• **Data excerpts**:
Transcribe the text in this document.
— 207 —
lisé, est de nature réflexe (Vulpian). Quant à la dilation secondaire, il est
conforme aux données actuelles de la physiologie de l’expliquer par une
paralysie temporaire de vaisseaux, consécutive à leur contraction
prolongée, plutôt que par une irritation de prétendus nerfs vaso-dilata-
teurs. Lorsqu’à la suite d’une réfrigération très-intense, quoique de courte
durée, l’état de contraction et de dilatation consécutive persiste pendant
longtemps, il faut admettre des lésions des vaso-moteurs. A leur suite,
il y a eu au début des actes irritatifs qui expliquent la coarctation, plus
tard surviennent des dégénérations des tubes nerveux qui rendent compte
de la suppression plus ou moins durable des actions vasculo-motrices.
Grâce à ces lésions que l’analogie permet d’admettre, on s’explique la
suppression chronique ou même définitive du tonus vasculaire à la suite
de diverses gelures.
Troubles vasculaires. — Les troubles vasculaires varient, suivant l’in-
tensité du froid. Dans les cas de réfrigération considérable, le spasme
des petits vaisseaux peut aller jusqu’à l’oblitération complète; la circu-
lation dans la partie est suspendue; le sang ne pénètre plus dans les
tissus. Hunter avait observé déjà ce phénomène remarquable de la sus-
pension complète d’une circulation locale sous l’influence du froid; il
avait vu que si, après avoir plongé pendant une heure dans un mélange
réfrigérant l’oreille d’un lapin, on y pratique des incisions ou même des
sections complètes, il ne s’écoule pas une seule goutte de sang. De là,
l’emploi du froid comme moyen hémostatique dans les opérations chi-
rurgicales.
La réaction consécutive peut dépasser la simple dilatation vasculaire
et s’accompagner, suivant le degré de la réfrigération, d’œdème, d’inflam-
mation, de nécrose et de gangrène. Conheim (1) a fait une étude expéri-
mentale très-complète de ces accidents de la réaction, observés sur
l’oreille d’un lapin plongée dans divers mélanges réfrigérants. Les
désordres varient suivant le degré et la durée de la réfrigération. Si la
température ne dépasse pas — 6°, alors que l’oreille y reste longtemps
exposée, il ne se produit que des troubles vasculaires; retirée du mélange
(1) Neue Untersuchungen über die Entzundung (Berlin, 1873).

• **Given problem**: Each line of the material above needs to be quoted exactly, please.

• **Result of the task**:
Transcribe the text in this document.
— 207 —
lisé, est de nature réflexe (Vulpian). Quant à la dilation secondaire, il est
conforme aux données actuelles de la physiologie de l’expliquer par une
paralysie temporaire de vaisseaux, consécutive à leur contraction
prolongée, plutôt que par une irritation de prétendus nerfs vaso-dilata-
teurs. Lorsqu’à la suite d’une réfrigération très-intense, quoique de courte
durée, l’état de contraction et de dilatation consécutive persiste pendant
longtemps, il faut admettre des lésions des vaso-moteurs. A leur suite,
il y a eu au début des actes irritatifs qui expliquent la coarctation, plus
tard surviennent des dégénérations des tubes nerveux qui rendent compte
de la suppression plus ou moins durable des actions vasculo-motrices.
Grâce à ces lésions que l’analogie permet d’admettre, on s’explique la
suppression chronique ou même définitive du tonus vasculaire à la suite
de diverses gelures.
Troubles vasculaires. — Les troubles vasculaires varient, suivant l’in-
tensité du froid. Dans les cas de réfrigération considérable, le spasme
des petits vaisseaux peut aller jusqu’à l’oblitération complète; la circu-
lation dans la partie est suspendue; le sang ne pénètre plus dans les
tissus. Hunter avait observé déjà ce phénomène remarquable de la sus-
pension complète d’une circulation locale sous l’influence du froid; il
avait vu que si, après avoir plongé pendant une heure dans un mélange
réfrigérant l’oreille d’un lapin, on y pratique des incisions ou même des
sections complètes, il ne s’écoule pas une seule goutte de sang. De là,
l’emploi du froid comme moyen hémostatique dans les opérations chi-
rurgicales.
La réaction consécutive peut dépasser la simple dilatation vasculaire
et s’accompagner, suivant le degré de la réfrigération, d’œdème, d’inflam-
mation, de nécrose et de gangrène. Conheim (1) a fait une étude expéri-
mentale très-complète de ces accidents de la réaction, observés sur
l’oreille d’un lapin plongée dans divers mélanges réfrigérants. Les
désordres varient suivant le degré et la durée de la réfrigération. Si la
température ne dépasse pas — 6°, alors que l’oreille y reste longtemps
exposée, il ne se produit que des troubles vasculaires; retirée du mélange
(1) Neue Untersuchungen über die Entzundung (Berlin, 1873).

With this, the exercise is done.